Exercise description >> Pictures do not belong in your copy. Repeat all the other data exactly.
***** Dataset entries *****
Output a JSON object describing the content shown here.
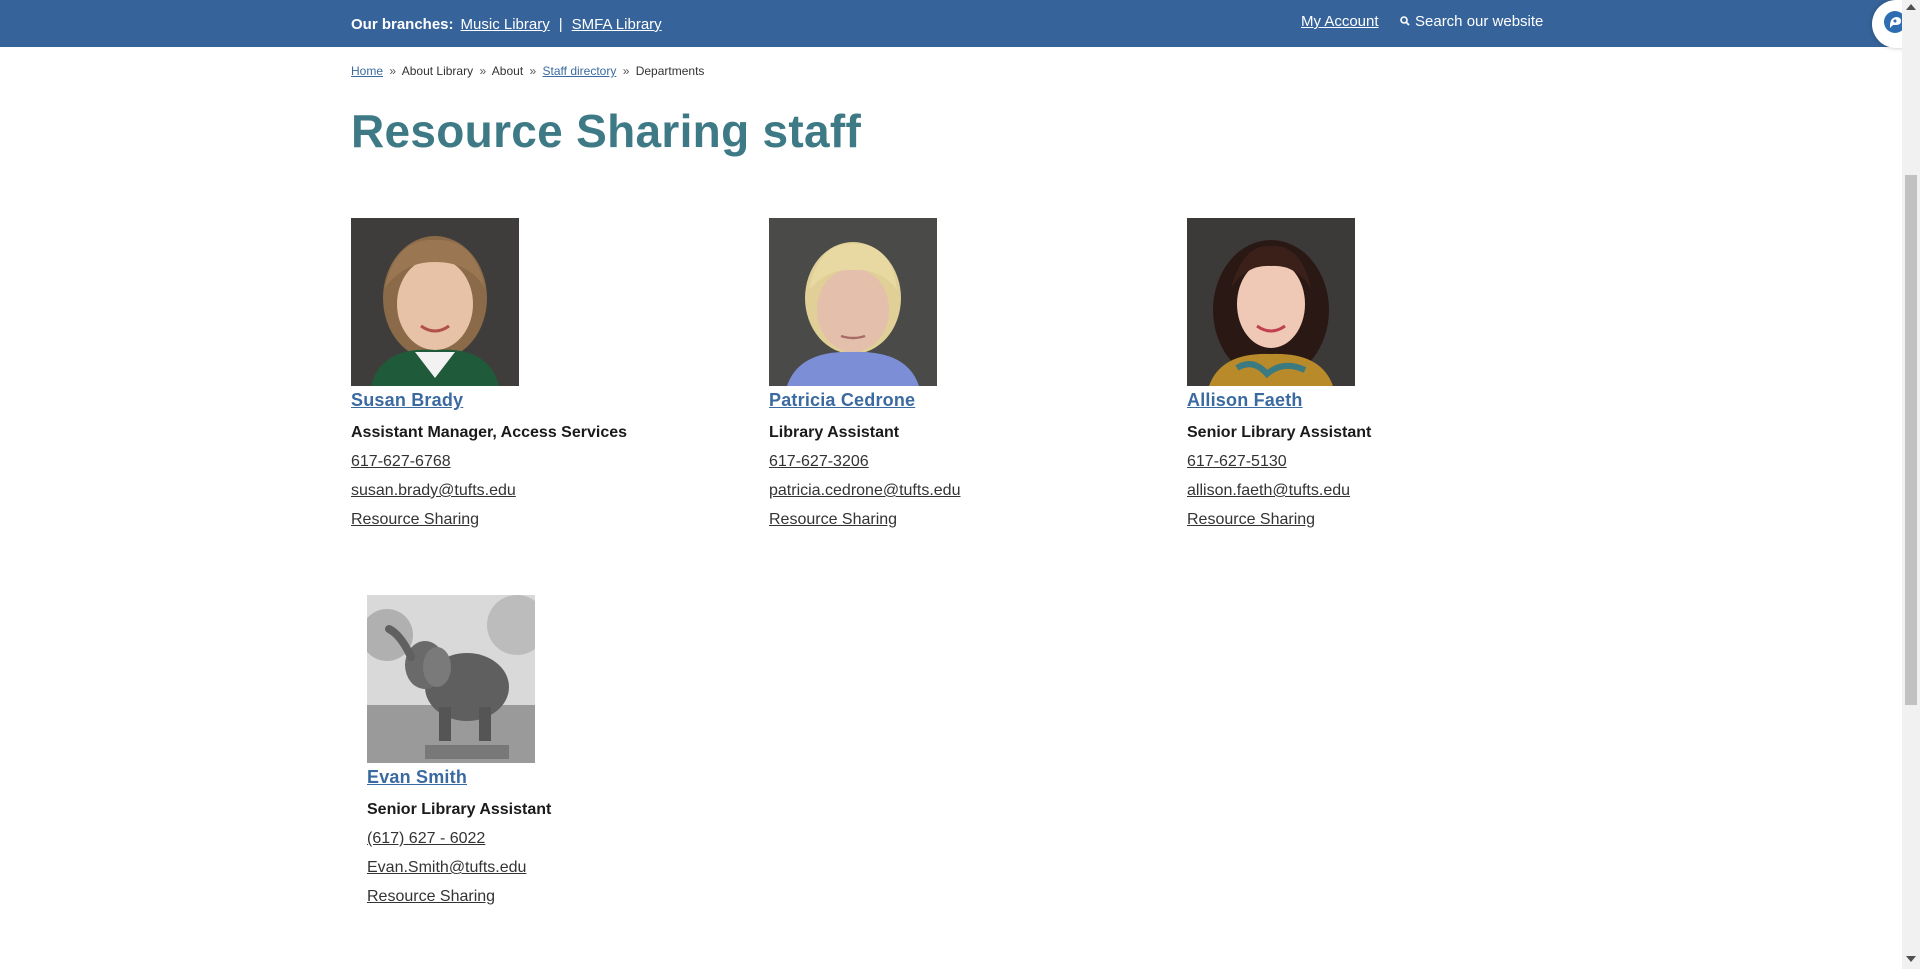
{
  "topbar": {
    "branches_label": "Our branches:",
    "branches": [
      "Music Library",
      "SMFA Library"
    ],
    "separator": "|",
    "my_account": "My Account",
    "search": "Search our website"
  },
  "breadcrumb": {
    "home": "Home",
    "about_library": "About Library",
    "about": "About",
    "staff_directory": "Staff directory",
    "departments": "Departments",
    "sep": "»"
  },
  "page_title": "Resource Sharing staff",
  "staff": [
    {
      "name": "Susan Brady",
      "title": "Assistant Manager, Access Services",
      "phone": "617-627-6768",
      "email": "susan.brady@tufts.edu",
      "department": "Resource Sharing"
    },
    {
      "name": "Patricia Cedrone",
      "title": "Library Assistant",
      "phone": "617-627-3206",
      "email": "patricia.cedrone@tufts.edu",
      "department": "Resource Sharing"
    },
    {
      "name": "Allison Faeth",
      "title": "Senior Library Assistant",
      "phone": "617-627-5130",
      "email": "allison.faeth@tufts.edu",
      "department": "Resource Sharing"
    },
    {
      "name": "Evan Smith",
      "title": "Senior Library Assistant",
      "phone": "(617) 627 - 6022",
      "email": "Evan.Smith@tufts.edu",
      "department": "Resource Sharing"
    }
  ],
  "colors": {
    "topbar": "#36639a",
    "title": "#3d7a85",
    "link": "#3b6aa0"
  },
  "icons": {
    "search": "search-icon",
    "chat": "chat-icon"
  }
}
*****
Response >>
Output a JSON object describing the content shown here.
{
  "topbar": {
    "branches_label": "Our branches:",
    "branches": [
      "Music Library",
      "SMFA Library"
    ],
    "separator": "|",
    "my_account": "My Account",
    "search": "Search our website"
  },
  "breadcrumb": {
    "home": "Home",
    "about_library": "About Library",
    "about": "About",
    "staff_directory": "Staff directory",
    "departments": "Departments",
    "sep": "»"
  },
  "page_title": "Resource Sharing staff",
  "staff": [
    {
      "name": "Susan Brady",
      "title": "Assistant Manager, Access Services",
      "phone": "617-627-6768",
      "email": "susan.brady@tufts.edu",
      "department": "Resource Sharing"
    },
    {
      "name": "Patricia Cedrone",
      "title": "Library Assistant",
      "phone": "617-627-3206",
      "email": "patricia.cedrone@tufts.edu",
      "department": "Resource Sharing"
    },
    {
      "name": "Allison Faeth",
      "title": "Senior Library Assistant",
      "phone": "617-627-5130",
      "email": "allison.faeth@tufts.edu",
      "department": "Resource Sharing"
    },
    {
      "name": "Evan Smith",
      "title": "Senior Library Assistant",
      "phone": "(617) 627 - 6022",
      "email": "Evan.Smith@tufts.edu",
      "department": "Resource Sharing"
    }
  ],
  "colors": {
    "topbar": "#36639a",
    "title": "#3d7a85",
    "link": "#3b6aa0"
  },
  "icons": {
    "search": "search-icon",
    "chat": "chat-icon"
  }
}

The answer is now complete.